• Written task:
Can you write out all of the material below, word for word?

═════ Data lines

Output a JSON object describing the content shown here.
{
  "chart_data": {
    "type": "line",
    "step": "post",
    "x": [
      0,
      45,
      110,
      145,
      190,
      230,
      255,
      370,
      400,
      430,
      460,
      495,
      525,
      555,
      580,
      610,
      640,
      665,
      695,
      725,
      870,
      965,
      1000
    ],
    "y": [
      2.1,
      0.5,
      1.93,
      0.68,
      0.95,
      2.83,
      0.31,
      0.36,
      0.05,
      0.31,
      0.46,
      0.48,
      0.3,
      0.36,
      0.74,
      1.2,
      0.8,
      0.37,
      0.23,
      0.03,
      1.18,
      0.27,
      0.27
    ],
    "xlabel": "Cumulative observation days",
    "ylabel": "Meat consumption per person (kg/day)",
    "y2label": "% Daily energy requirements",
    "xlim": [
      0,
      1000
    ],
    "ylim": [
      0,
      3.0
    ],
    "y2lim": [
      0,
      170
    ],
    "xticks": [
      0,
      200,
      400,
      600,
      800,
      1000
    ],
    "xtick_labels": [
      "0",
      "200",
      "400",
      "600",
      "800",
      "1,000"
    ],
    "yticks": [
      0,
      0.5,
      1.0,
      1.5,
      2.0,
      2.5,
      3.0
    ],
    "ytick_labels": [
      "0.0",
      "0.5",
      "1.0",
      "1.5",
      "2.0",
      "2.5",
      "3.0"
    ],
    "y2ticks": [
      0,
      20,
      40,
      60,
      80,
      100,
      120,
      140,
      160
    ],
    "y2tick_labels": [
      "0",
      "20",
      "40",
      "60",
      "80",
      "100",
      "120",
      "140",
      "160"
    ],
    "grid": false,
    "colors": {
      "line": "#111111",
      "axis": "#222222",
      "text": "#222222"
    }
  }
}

══════════

• Reply to the task:
Output a JSON object describing the content shown here.
{
  "chart_data": {
    "type": "line",
    "step": "post",
    "x": [
      0,
      45,
      110,
      145,
      190,
      230,
      255,
      370,
      400,
      430,
      460,
      495,
      525,
      555,
      580,
      610,
      640,
      665,
      695,
      725,
      870,
      965,
      1000
    ],
    "y": [
      2.1,
      0.5,
      1.93,
      0.68,
      0.95,
      2.83,
      0.31,
      0.36,
      0.05,
      0.31,
      0.46,
      0.48,
      0.3,
      0.36,
      0.74,
      1.2,
      0.8,
      0.37,
      0.23,
      0.03,
      1.18,
      0.27,
      0.27
    ],
    "xlabel": "Cumulative observation days",
    "ylabel": "Meat consumption per person (kg/day)",
    "y2label": "% Daily energy requirements",
    "xlim": [
      0,
      1000
    ],
    "ylim": [
      0,
      3.0
    ],
    "y2lim": [
      0,
      170
    ],
    "xticks": [
      0,
      200,
      400,
      600,
      800,
      1000
    ],
    "xtick_labels": [
      "0",
      "200",
      "400",
      "600",
      "800",
      "1,000"
    ],
    "yticks": [
      0,
      0.5,
      1.0,
      1.5,
      2.0,
      2.5,
      3.0
    ],
    "ytick_labels": [
      "0.0",
      "0.5",
      "1.0",
      "1.5",
      "2.0",
      "2.5",
      "3.0"
    ],
    "y2ticks": [
      0,
      20,
      40,
      60,
      80,
      100,
      120,
      140,
      160
    ],
    "y2tick_labels": [
      "0",
      "20",
      "40",
      "60",
      "80",
      "100",
      "120",
      "140",
      "160"
    ],
    "grid": false,
    "colors": {
      "line": "#111111",
      "axis": "#222222",
      "text": "#222222"
    }
  }
}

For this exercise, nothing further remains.